(Collected data)
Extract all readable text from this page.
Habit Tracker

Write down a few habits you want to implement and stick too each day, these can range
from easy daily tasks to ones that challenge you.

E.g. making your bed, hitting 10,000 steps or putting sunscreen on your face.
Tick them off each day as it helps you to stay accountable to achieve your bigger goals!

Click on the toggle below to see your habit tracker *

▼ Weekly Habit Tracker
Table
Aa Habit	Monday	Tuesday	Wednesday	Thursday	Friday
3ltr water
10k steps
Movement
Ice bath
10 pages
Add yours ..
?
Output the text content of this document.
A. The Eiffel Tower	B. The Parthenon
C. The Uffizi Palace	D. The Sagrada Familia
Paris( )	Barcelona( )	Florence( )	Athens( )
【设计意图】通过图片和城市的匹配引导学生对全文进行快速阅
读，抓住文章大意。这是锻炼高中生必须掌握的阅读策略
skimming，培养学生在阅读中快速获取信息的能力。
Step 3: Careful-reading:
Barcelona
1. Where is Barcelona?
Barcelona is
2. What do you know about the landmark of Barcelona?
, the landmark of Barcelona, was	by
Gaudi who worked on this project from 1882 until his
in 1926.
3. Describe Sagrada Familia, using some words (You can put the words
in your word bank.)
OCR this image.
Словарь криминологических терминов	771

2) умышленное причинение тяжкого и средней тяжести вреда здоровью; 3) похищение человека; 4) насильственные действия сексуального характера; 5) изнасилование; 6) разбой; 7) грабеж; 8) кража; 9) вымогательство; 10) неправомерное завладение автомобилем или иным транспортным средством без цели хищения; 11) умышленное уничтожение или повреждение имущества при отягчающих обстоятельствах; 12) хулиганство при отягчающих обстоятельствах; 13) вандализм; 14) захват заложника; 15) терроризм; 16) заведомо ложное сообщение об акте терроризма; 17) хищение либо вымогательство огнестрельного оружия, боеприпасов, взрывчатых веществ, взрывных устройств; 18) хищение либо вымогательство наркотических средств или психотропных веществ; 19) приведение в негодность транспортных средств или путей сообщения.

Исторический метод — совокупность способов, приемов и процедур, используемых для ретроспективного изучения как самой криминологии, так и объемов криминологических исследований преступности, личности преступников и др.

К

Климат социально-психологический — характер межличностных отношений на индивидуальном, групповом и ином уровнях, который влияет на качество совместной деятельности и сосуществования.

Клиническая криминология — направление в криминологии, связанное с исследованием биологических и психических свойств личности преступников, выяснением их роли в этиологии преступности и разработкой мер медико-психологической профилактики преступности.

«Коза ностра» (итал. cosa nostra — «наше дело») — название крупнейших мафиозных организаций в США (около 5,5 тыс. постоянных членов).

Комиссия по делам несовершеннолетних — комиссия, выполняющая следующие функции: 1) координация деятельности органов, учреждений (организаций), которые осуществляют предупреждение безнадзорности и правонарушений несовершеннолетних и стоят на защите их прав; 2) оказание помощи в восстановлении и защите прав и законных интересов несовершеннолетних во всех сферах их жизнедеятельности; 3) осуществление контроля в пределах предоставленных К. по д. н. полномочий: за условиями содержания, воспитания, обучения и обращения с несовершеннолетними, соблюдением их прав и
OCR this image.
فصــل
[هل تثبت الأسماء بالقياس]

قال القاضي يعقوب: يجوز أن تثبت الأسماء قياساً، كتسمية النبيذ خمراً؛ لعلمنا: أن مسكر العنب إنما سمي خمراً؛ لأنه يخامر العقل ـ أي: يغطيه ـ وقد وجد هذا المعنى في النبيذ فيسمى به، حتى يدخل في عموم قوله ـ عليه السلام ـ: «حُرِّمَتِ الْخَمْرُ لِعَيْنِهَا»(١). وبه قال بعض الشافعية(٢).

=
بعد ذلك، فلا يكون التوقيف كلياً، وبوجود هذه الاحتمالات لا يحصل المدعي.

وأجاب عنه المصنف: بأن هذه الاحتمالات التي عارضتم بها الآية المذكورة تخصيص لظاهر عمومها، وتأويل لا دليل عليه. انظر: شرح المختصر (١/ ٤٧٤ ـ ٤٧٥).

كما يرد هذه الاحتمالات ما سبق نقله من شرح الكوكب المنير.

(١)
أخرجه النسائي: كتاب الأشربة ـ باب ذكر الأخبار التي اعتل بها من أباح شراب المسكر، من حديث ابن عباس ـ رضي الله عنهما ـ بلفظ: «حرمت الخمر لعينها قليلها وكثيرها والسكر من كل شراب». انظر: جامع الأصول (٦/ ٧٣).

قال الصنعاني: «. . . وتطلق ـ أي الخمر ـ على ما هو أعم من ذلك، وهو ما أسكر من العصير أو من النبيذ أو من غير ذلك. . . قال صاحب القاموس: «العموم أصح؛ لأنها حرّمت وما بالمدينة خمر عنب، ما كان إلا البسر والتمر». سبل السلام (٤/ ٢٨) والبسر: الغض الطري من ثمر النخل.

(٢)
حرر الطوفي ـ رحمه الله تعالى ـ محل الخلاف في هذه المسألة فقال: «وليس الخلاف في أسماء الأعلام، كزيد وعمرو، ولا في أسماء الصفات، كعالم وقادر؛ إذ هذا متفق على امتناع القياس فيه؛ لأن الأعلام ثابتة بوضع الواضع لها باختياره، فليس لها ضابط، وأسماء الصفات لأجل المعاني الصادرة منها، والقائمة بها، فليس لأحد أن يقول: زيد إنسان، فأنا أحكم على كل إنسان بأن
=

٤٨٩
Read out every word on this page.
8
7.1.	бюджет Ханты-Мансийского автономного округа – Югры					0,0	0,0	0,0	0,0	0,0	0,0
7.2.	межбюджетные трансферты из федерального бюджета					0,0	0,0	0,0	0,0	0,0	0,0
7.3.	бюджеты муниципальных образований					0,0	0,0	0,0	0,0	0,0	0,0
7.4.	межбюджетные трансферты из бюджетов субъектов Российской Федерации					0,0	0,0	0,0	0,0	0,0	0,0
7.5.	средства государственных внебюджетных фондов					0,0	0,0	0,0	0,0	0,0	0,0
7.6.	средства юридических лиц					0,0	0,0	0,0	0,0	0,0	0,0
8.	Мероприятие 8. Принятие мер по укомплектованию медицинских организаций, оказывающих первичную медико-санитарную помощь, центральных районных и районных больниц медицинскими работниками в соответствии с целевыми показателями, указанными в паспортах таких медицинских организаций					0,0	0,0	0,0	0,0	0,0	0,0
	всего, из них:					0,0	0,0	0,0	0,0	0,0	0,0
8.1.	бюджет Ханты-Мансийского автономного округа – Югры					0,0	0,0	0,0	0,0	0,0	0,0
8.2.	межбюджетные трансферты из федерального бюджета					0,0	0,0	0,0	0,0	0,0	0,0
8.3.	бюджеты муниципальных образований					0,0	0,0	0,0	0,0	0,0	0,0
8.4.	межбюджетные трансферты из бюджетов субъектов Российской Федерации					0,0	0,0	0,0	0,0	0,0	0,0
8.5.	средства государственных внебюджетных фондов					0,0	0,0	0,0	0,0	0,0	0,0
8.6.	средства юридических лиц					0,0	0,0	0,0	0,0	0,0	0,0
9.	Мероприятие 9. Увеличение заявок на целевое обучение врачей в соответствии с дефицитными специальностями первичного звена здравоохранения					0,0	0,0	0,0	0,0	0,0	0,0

• Exercise brief: Give nothing but the number of lines containing the string "text".

• Final result: 2